§ **Exercise objective**
In the entries below, find every line with "摩根大通全球服务业PMI" and copy it.

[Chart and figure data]
[start]
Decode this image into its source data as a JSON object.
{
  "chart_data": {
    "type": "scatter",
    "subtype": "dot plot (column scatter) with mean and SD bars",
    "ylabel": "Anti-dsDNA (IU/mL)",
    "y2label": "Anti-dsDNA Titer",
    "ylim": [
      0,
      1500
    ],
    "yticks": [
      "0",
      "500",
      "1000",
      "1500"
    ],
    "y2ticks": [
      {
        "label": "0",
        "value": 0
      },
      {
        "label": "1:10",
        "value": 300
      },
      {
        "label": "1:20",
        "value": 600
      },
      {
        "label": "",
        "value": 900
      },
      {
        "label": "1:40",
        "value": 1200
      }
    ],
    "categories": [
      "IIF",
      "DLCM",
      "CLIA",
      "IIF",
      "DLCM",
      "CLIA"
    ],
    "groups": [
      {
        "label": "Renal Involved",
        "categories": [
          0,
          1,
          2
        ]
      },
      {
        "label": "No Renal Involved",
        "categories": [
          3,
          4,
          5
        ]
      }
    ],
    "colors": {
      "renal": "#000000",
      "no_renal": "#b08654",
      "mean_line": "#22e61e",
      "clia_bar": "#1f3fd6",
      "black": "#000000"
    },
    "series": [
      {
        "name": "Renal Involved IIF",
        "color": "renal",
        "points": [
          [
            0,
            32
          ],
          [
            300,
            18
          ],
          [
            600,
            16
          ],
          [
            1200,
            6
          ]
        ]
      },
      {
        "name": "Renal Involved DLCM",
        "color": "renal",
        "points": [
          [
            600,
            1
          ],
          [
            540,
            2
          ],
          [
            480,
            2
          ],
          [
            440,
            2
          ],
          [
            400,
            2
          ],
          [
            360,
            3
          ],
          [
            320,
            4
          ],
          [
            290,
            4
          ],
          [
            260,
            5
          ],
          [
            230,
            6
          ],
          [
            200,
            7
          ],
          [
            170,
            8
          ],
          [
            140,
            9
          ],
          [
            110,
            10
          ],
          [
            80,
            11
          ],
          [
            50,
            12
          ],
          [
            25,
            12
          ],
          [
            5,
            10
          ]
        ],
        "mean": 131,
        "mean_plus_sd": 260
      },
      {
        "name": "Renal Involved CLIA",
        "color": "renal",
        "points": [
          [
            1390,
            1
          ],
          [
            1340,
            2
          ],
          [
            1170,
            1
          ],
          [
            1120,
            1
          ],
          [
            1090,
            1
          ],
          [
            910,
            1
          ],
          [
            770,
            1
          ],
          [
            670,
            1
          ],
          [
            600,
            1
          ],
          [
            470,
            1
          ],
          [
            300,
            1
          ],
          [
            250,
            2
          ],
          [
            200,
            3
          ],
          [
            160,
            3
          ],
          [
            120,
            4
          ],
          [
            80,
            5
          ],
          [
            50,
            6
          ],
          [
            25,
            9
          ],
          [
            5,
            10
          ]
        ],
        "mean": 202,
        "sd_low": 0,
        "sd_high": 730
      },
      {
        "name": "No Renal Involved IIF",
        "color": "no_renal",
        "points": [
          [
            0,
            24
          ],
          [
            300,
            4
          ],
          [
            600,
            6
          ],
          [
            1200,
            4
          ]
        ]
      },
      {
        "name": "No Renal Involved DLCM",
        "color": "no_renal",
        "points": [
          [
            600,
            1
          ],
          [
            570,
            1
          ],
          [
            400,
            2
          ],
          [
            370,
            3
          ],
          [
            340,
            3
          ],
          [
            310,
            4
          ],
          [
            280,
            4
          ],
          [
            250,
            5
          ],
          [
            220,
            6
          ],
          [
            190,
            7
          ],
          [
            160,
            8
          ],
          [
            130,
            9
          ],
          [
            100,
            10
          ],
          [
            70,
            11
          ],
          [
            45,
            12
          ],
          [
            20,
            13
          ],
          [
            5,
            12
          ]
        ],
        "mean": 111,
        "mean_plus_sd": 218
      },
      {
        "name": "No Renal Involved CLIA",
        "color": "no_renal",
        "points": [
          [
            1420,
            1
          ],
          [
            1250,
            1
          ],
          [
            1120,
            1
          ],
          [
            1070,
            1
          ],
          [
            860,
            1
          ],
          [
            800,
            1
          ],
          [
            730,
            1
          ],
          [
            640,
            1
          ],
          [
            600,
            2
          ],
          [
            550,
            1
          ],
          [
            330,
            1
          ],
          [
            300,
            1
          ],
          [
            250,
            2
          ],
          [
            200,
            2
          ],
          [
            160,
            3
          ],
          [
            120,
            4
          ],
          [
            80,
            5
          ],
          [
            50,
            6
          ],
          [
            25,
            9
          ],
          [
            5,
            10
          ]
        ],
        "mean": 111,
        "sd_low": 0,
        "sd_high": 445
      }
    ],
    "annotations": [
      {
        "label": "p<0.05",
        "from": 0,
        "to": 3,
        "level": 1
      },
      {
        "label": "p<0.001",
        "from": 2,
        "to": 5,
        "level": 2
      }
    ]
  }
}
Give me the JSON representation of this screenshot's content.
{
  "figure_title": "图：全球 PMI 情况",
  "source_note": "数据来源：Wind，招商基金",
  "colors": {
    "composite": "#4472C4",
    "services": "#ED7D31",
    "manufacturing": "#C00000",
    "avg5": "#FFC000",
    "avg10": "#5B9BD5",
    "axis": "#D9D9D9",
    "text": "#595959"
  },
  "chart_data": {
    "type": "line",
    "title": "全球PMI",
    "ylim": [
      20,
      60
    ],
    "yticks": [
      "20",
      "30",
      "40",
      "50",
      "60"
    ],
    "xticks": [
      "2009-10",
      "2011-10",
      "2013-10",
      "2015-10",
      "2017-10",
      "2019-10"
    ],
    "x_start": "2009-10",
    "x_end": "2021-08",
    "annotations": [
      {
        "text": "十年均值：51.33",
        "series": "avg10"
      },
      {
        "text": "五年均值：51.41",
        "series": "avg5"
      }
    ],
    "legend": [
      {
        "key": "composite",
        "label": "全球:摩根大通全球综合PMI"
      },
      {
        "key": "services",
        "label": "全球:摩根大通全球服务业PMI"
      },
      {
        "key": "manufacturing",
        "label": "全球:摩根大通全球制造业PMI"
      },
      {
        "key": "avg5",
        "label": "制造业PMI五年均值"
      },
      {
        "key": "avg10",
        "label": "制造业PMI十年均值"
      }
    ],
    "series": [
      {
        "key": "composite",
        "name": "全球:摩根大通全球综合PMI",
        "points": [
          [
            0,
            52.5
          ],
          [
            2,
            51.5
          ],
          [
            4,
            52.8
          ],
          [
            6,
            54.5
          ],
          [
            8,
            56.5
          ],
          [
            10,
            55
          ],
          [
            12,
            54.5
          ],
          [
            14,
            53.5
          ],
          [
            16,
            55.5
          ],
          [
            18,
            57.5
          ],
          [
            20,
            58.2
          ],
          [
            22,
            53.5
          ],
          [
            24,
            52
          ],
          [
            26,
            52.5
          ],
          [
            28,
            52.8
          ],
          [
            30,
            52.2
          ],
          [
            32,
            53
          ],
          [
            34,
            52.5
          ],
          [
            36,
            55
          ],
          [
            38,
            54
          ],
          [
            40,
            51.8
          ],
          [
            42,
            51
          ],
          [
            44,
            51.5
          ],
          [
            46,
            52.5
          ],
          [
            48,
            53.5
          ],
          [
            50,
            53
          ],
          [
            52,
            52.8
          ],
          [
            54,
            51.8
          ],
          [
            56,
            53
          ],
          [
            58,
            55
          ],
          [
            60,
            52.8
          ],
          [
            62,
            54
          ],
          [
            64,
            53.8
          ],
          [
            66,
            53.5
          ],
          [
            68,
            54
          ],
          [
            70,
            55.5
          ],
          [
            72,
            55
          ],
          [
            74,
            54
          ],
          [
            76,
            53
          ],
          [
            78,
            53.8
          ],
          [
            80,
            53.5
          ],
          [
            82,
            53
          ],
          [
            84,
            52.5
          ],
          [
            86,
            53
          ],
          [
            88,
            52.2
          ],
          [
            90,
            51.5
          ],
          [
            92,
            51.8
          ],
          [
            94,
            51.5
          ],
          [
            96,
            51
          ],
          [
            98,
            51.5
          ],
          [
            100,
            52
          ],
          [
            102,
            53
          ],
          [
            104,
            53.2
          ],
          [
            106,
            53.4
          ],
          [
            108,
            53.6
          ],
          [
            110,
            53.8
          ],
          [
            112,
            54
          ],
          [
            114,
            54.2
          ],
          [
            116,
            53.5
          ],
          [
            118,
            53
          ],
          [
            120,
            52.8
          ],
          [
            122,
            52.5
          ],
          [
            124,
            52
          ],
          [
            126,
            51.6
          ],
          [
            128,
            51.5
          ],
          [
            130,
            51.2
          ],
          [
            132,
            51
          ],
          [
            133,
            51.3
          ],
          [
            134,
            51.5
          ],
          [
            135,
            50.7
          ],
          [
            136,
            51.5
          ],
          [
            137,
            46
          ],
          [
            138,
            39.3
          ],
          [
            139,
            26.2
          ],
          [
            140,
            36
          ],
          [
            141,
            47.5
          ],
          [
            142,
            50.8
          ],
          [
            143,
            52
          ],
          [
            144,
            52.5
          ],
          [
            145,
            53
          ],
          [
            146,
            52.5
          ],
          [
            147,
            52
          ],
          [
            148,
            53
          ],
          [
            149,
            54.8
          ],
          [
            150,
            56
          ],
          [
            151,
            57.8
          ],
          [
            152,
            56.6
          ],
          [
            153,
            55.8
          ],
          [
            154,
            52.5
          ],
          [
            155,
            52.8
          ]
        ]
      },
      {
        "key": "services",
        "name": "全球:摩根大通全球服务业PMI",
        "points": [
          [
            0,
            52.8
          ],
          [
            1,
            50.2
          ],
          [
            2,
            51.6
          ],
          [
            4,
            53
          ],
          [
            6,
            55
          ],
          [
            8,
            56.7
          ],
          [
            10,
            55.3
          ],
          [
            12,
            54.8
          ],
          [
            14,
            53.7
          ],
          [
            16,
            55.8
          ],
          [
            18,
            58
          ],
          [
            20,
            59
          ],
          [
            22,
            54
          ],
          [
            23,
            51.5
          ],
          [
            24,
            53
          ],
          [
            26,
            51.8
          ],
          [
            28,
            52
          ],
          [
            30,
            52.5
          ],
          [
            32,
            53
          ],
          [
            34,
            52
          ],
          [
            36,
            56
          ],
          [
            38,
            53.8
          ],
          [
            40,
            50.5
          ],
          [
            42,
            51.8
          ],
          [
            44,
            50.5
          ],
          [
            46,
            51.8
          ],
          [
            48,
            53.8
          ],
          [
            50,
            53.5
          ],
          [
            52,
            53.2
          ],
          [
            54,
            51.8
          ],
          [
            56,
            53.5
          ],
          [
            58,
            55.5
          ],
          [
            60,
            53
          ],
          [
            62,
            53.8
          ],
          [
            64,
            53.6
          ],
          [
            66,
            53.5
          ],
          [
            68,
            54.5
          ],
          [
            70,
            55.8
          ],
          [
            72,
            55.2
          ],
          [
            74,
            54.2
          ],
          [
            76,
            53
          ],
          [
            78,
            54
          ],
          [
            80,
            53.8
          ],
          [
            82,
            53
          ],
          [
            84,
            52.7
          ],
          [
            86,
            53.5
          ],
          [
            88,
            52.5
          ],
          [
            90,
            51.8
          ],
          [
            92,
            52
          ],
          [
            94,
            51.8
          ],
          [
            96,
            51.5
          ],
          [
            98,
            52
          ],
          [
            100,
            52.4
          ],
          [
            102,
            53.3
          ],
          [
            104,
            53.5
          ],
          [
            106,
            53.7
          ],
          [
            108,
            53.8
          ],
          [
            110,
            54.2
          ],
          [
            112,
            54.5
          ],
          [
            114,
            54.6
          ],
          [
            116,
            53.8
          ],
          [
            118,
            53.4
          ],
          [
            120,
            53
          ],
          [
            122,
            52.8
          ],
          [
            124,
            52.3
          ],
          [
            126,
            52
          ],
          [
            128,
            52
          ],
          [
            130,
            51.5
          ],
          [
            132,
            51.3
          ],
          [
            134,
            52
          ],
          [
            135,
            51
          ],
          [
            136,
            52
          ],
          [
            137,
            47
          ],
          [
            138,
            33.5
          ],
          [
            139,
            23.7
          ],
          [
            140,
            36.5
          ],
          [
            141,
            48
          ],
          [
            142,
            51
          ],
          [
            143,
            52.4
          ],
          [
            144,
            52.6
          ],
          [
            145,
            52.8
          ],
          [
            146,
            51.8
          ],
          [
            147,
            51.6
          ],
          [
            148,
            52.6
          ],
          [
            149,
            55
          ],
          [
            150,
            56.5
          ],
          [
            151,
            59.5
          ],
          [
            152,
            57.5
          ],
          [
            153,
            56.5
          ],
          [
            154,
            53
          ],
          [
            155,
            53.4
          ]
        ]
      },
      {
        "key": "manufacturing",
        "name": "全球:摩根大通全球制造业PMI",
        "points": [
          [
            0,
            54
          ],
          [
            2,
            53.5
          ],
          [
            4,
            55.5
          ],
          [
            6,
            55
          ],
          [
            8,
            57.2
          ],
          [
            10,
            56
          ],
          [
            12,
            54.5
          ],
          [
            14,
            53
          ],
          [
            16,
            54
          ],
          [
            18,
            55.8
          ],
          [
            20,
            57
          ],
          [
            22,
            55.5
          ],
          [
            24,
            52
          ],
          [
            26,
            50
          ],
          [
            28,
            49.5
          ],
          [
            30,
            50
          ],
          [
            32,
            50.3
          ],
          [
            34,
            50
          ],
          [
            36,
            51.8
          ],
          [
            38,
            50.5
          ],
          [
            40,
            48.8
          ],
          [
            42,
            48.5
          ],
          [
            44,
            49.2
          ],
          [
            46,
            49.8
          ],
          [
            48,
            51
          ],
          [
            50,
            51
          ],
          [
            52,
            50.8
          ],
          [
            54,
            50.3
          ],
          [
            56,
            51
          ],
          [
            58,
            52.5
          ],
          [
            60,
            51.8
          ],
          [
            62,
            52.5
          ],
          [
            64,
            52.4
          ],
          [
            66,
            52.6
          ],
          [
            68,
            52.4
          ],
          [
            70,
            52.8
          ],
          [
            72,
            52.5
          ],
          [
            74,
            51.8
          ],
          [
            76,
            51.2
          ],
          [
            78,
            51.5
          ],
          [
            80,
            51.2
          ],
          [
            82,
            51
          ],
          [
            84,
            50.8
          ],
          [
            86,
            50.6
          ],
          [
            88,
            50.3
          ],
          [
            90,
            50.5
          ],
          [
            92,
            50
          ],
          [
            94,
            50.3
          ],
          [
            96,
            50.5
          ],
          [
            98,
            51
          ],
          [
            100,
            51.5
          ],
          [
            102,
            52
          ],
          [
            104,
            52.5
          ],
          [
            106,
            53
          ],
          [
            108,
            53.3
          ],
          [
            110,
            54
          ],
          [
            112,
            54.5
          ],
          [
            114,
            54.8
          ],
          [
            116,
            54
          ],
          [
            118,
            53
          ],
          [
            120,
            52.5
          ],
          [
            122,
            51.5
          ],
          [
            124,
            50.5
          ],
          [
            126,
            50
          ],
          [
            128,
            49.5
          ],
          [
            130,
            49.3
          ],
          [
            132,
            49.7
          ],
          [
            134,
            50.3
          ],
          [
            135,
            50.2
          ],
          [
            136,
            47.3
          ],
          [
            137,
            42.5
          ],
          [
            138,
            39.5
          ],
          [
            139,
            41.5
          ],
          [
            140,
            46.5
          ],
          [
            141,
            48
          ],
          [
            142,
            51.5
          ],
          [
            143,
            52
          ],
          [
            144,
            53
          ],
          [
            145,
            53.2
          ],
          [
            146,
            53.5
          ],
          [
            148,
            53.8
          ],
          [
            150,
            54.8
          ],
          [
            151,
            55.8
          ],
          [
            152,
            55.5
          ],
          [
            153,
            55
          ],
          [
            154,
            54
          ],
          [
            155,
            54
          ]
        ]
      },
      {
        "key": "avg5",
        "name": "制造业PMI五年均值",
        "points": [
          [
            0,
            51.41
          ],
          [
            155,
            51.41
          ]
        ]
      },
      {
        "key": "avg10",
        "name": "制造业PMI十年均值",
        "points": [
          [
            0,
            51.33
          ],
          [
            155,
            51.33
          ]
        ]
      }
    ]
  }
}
[end]
§ **Complete response**
        "label": "全球:摩根大通全球服务业PMI"
        "name": "全球:摩根大通全球服务业PMI",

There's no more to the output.